▶ [TASK]
Collect each line of the records containing the string "JSON".

▶ [DATASET ROWS]
════
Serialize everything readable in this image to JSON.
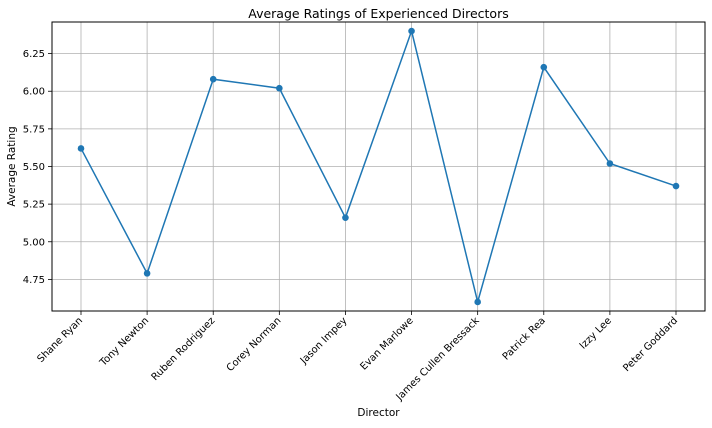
{
  "chart_data": {
    "type": "line",
    "title": "Average Ratings of Experienced Directors",
    "xlabel": "Director",
    "ylabel": "Average Rating",
    "categories": [
      "Shane Ryan",
      "Tony Newton",
      "Ruben Rodriguez",
      "Corey Norman",
      "Jason Impey",
      "Evan Marlowe",
      "James Cullen Bressack",
      "Patrick Rea",
      "Izzy Lee",
      "Peter Goddard"
    ],
    "values": [
      5.62,
      4.79,
      6.08,
      6.02,
      5.16,
      6.4,
      4.6,
      6.16,
      5.52,
      5.37
    ],
    "ylim": [
      4.54,
      6.46
    ],
    "yticks": [
      "4.75",
      "5.00",
      "5.25",
      "5.50",
      "5.75",
      "6.00",
      "6.25"
    ],
    "grid": true,
    "marker": "circle",
    "color": "#1f77b4"
  }
}
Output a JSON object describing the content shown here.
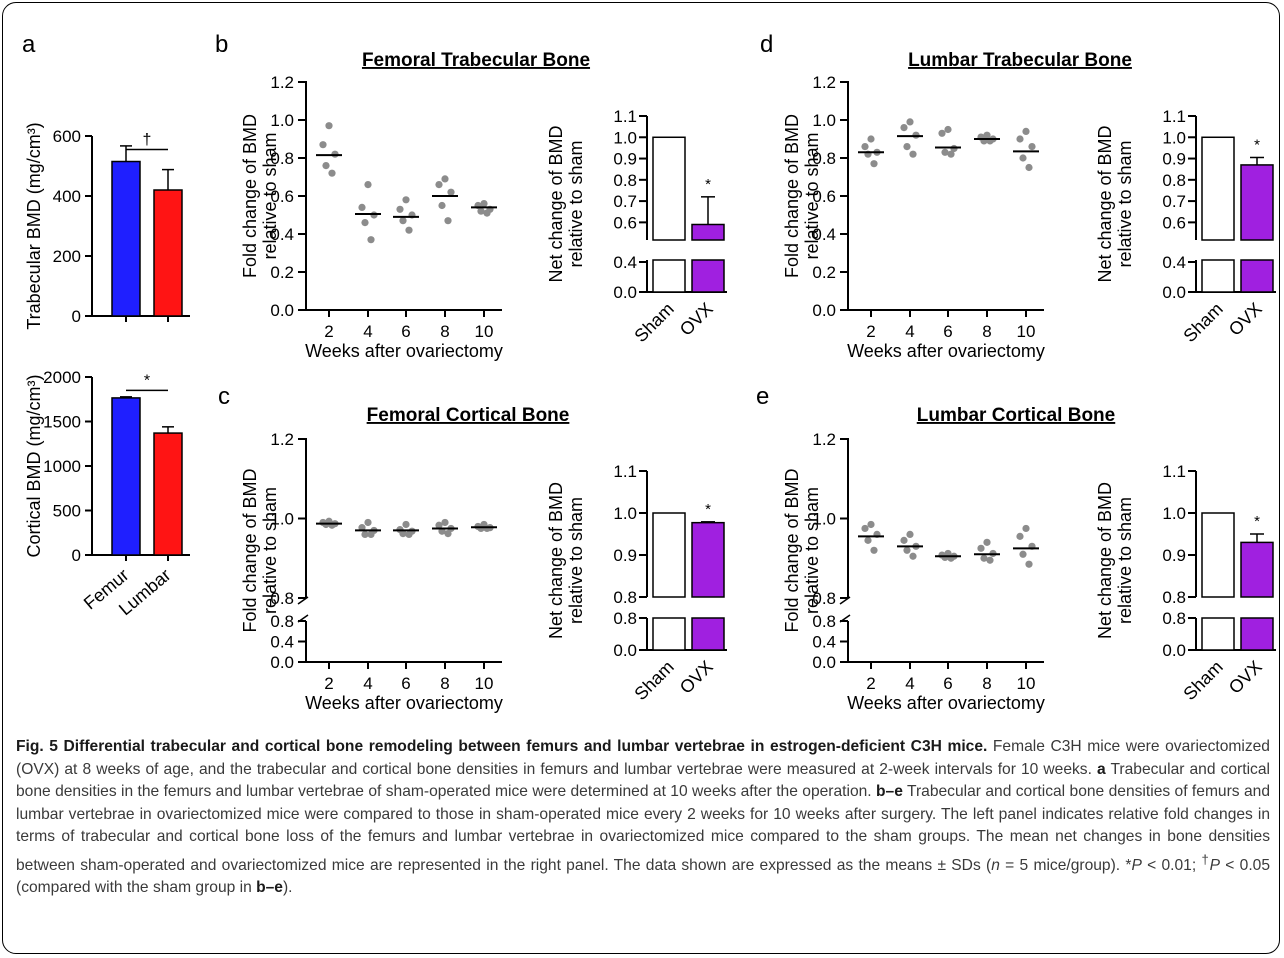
{
  "colors": {
    "femur": "#1f1fff",
    "lumbar": "#ff1414",
    "ovx": "#a020e0",
    "sham": "#ffffff",
    "dot": "#8c8c8c",
    "axis": "#000000"
  },
  "chart_data": [
    {
      "panel": "a-top",
      "type": "bar",
      "ylabel": "Trabecular BMD (mg/cm³)",
      "categories": [
        "Femur",
        "Lumbar"
      ],
      "values": [
        515,
        420
      ],
      "errors": [
        52,
        68
      ],
      "ylim": [
        0,
        600
      ],
      "yticks": [
        "0",
        "200",
        "400",
        "600"
      ],
      "annotation": "†"
    },
    {
      "panel": "a-bottom",
      "type": "bar",
      "ylabel": "Cortical BMD (mg/cm³)",
      "categories": [
        "Femur",
        "Lumbar"
      ],
      "values": [
        1765,
        1370
      ],
      "errors": [
        12,
        70
      ],
      "ylim": [
        0,
        2000
      ],
      "yticks": [
        "0",
        "500",
        "1000",
        "1500",
        "2000"
      ],
      "xticklabels": [
        "Femur",
        "Lumbar"
      ],
      "annotation": "*"
    },
    {
      "panel": "b",
      "type": "scatter",
      "title": "Femoral Trabecular Bone",
      "xlabel": "Weeks after ovariectomy",
      "ylabel": [
        "Fold change of BMD",
        "relative to sham"
      ],
      "x": [
        2,
        4,
        6,
        8,
        10
      ],
      "points": [
        [
          0.97,
          0.87,
          0.82,
          0.76,
          0.72
        ],
        [
          0.66,
          0.54,
          0.5,
          0.46,
          0.37
        ],
        [
          0.58,
          0.53,
          0.5,
          0.47,
          0.42
        ],
        [
          0.69,
          0.66,
          0.62,
          0.55,
          0.47
        ],
        [
          0.56,
          0.55,
          0.53,
          0.52,
          0.51
        ]
      ],
      "means": [
        0.815,
        0.505,
        0.49,
        0.6,
        0.54
      ],
      "ylim": [
        0,
        1.2
      ],
      "yticks": [
        "0.0",
        "0.2",
        "0.4",
        "0.6",
        "0.8",
        "1.0",
        "1.2"
      ],
      "xticks": [
        "2",
        "4",
        "6",
        "8",
        "10"
      ]
    },
    {
      "panel": "b-net",
      "type": "bar",
      "ylabel": [
        "Net change of BMD",
        "relative to sham"
      ],
      "categories": [
        "Sham",
        "OVX"
      ],
      "values": [
        1.0,
        0.59
      ],
      "errors": [
        0,
        0.13
      ],
      "ylim": [
        0,
        1.1
      ],
      "yticks": [
        "0.0",
        "0.4",
        "0.6",
        "0.7",
        "0.8",
        "0.9",
        "1.0",
        "1.1"
      ],
      "annotation": "*"
    },
    {
      "panel": "c",
      "type": "scatter",
      "title": "Femoral Cortical Bone",
      "xlabel": "Weeks after ovariectomy",
      "ylabel": [
        "Fold change of BMD",
        "relative to sham"
      ],
      "x": [
        2,
        4,
        6,
        8,
        10
      ],
      "points": [
        [
          0.993,
          0.99,
          0.987,
          0.985,
          0.983
        ],
        [
          0.99,
          0.977,
          0.97,
          0.96,
          0.96
        ],
        [
          0.985,
          0.972,
          0.968,
          0.962,
          0.96
        ],
        [
          0.99,
          0.983,
          0.975,
          0.968,
          0.962
        ],
        [
          0.985,
          0.98,
          0.977,
          0.975,
          0.975
        ]
      ],
      "means": [
        0.987,
        0.97,
        0.97,
        0.975,
        0.978
      ],
      "ylim": [
        0,
        1.2
      ],
      "yticks": [
        "0.0",
        "0.4",
        "0.8",
        "0.8",
        "1.0",
        "1.2"
      ],
      "xticks": [
        "2",
        "4",
        "6",
        "8",
        "10"
      ]
    },
    {
      "panel": "c-net",
      "type": "bar",
      "ylabel": [
        "Net change of BMD",
        "relative to sham"
      ],
      "categories": [
        "Sham",
        "OVX"
      ],
      "values": [
        1.0,
        0.977
      ],
      "errors": [
        0,
        0.002
      ],
      "ylim": [
        0,
        1.1
      ],
      "yticks": [
        "0.0",
        "0.8",
        "0.8",
        "0.9",
        "1.0",
        "1.1"
      ],
      "annotation": "*"
    },
    {
      "panel": "d",
      "type": "scatter",
      "title": "Lumbar Trabecular Bone",
      "xlabel": "Weeks after ovariectomy",
      "ylabel": [
        "Fold change of BMD",
        "relative to sham"
      ],
      "x": [
        2,
        4,
        6,
        8,
        10
      ],
      "points": [
        [
          0.9,
          0.86,
          0.83,
          0.82,
          0.77
        ],
        [
          0.99,
          0.96,
          0.92,
          0.86,
          0.82
        ],
        [
          0.95,
          0.93,
          0.85,
          0.83,
          0.82
        ],
        [
          0.92,
          0.91,
          0.9,
          0.89,
          0.89
        ],
        [
          0.94,
          0.9,
          0.86,
          0.8,
          0.75
        ]
      ],
      "means": [
        0.83,
        0.915,
        0.855,
        0.9,
        0.835
      ],
      "ylim": [
        0,
        1.2
      ],
      "yticks": [
        "0.0",
        "0.2",
        "0.4",
        "0.6",
        "0.8",
        "1.0",
        "1.2"
      ],
      "xticks": [
        "2",
        "4",
        "6",
        "8",
        "10"
      ]
    },
    {
      "panel": "d-net",
      "type": "bar",
      "ylabel": [
        "Net change of BMD",
        "relative to sham"
      ],
      "categories": [
        "Sham",
        "OVX"
      ],
      "values": [
        1.0,
        0.87
      ],
      "errors": [
        0,
        0.035
      ],
      "ylim": [
        0,
        1.1
      ],
      "yticks": [
        "0.0",
        "0.4",
        "0.6",
        "0.7",
        "0.8",
        "0.9",
        "1.0",
        "1.1"
      ],
      "annotation": "*"
    },
    {
      "panel": "e",
      "type": "scatter",
      "title": "Lumbar Cortical Bone",
      "xlabel": "Weeks after ovariectomy",
      "ylabel": [
        "Fold change of BMD",
        "relative to sham"
      ],
      "x": [
        2,
        4,
        6,
        8,
        10
      ],
      "points": [
        [
          0.985,
          0.975,
          0.96,
          0.945,
          0.92
        ],
        [
          0.96,
          0.945,
          0.93,
          0.92,
          0.905
        ],
        [
          0.912,
          0.908,
          0.905,
          0.902,
          0.9
        ],
        [
          0.94,
          0.925,
          0.912,
          0.9,
          0.895
        ],
        [
          0.975,
          0.955,
          0.93,
          0.91,
          0.885
        ]
      ],
      "means": [
        0.955,
        0.93,
        0.905,
        0.91,
        0.925
      ],
      "ylim": [
        0,
        1.2
      ],
      "yticks": [
        "0.0",
        "0.4",
        "0.8",
        "0.8",
        "1.0",
        "1.2"
      ],
      "xticks": [
        "2",
        "4",
        "6",
        "8",
        "10"
      ]
    },
    {
      "panel": "e-net",
      "type": "bar",
      "ylabel": [
        "Net change of BMD",
        "relative to sham"
      ],
      "categories": [
        "Sham",
        "OVX"
      ],
      "values": [
        1.0,
        0.93
      ],
      "errors": [
        0,
        0.02
      ],
      "ylim": [
        0,
        1.1
      ],
      "yticks": [
        "0.0",
        "0.8",
        "0.8",
        "0.9",
        "1.0",
        "1.1"
      ],
      "annotation": "*"
    }
  ],
  "panel_letters": {
    "a": "a",
    "b": "b",
    "c": "c",
    "d": "d",
    "e": "e"
  },
  "caption": {
    "title": "Fig. 5 Differential trabecular and cortical bone remodeling between femurs and lumbar vertebrae in estrogen-deficient C3H mice.",
    "s1": " Female C3H mice were ovariectomized (OVX) at 8 weeks of age, and the trabecular and cortical bone densities in femurs and lumbar vertebrae were measured at 2-week intervals for 10 weeks. ",
    "a_label": "a",
    "s2": " Trabecular and cortical bone densities in the femurs and lumbar vertebrae of sham-operated mice were determined at 10 weeks after the operation. ",
    "be_label": "b–e",
    "s3": " Trabecular and cortical bone densities of femurs and lumbar vertebrae in ovariectomized mice were compared to those in sham-operated mice every 2 weeks for 10 weeks after surgery. The left panel indicates relative fold changes in terms of trabecular and cortical bone loss of the femurs and lumbar vertebrae in ovariectomized mice compared to the sham groups. The mean net changes in bone densities between sham-operated and ovariectomized mice are represented in the right panel. The data shown are expressed as the means ± SDs (",
    "n_var": "n",
    "s4": " = 5 mice/group). *",
    "p1": "P",
    "s5": " < 0.01; ",
    "dagger": "†",
    "p2": "P",
    "s6": " < 0.05 (compared with the sham group in ",
    "be_label2": "b–e",
    "s7": ")."
  }
}
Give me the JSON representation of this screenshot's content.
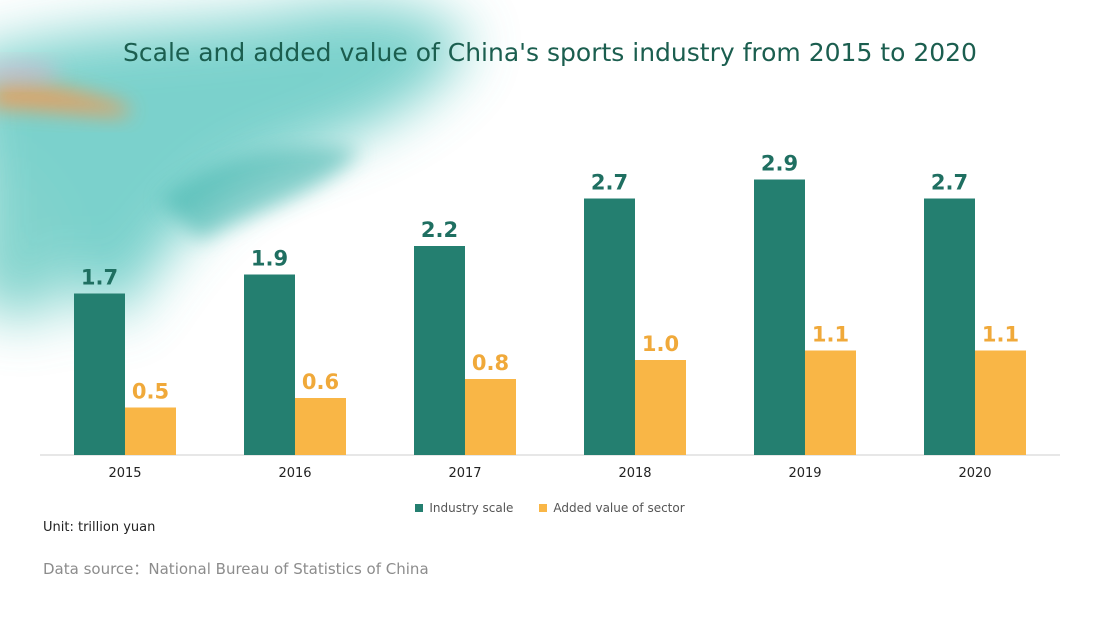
════
▶ [EXERCISE RESULT]
Serialize everything readable in this image to JSON.
Output a JSON object describing the content shown here.
Give me the JSON representation of this screenshot's content.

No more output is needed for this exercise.